# Data rows start

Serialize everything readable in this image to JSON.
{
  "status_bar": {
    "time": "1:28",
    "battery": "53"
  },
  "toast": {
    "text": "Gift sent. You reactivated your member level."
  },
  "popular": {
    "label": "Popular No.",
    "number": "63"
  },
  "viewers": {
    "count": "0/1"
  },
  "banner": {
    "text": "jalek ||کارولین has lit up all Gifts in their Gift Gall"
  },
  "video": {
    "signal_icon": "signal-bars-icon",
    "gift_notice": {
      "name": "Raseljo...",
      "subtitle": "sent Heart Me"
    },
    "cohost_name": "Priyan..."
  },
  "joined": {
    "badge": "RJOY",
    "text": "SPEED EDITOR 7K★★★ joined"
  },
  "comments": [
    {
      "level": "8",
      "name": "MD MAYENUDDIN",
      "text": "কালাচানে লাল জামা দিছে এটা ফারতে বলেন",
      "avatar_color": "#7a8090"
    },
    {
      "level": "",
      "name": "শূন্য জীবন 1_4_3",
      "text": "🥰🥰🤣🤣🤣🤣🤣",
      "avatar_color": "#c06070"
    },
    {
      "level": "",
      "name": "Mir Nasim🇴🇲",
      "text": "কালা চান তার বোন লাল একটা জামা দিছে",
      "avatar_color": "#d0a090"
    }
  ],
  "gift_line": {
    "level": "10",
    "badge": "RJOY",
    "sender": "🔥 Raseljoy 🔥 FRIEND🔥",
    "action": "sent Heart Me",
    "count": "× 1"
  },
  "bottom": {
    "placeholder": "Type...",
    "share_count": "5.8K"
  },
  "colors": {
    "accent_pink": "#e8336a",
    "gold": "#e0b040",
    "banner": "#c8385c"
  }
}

# Data rows end

### Work to do
Copy out the full listing exactly.

### Expected answer
Serialize everything readable in this image to JSON.
{
  "status_bar": {
    "time": "1:28",
    "battery": "53"
  },
  "toast": {
    "text": "Gift sent. You reactivated your member level."
  },
  "popular": {
    "label": "Popular No.",
    "number": "63"
  },
  "viewers": {
    "count": "0/1"
  },
  "banner": {
    "text": "jalek ||کارولین has lit up all Gifts in their Gift Gall"
  },
  "video": {
    "signal_icon": "signal-bars-icon",
    "gift_notice": {
      "name": "Raseljo...",
      "subtitle": "sent Heart Me"
    },
    "cohost_name": "Priyan..."
  },
  "joined": {
    "badge": "RJOY",
    "text": "SPEED EDITOR 7K★★★ joined"
  },
  "comments": [
    {
      "level": "8",
      "name": "MD MAYENUDDIN",
      "text": "কালাচানে লাল জামা দিছে এটা ফারতে বলেন",
      "avatar_color": "#7a8090"
    },
    {
      "level": "",
      "name": "শূন্য জীবন 1_4_3",
      "text": "🥰🥰🤣🤣🤣🤣🤣",
      "avatar_color": "#c06070"
    },
    {
      "level": "",
      "name": "Mir Nasim🇴🇲",
      "text": "কালা চান তার বোন লাল একটা জামা দিছে",
      "avatar_color": "#d0a090"
    }
  ],
  "gift_line": {
    "level": "10",
    "badge": "RJOY",
    "sender": "🔥 Raseljoy 🔥 FRIEND🔥",
    "action": "sent Heart Me",
    "count": "× 1"
  },
  "bottom": {
    "placeholder": "Type...",
    "share_count": "5.8K"
  },
  "colors": {
    "accent_pink": "#e8336a",
    "gold": "#e0b040",
    "banner": "#c8385c"
  }
}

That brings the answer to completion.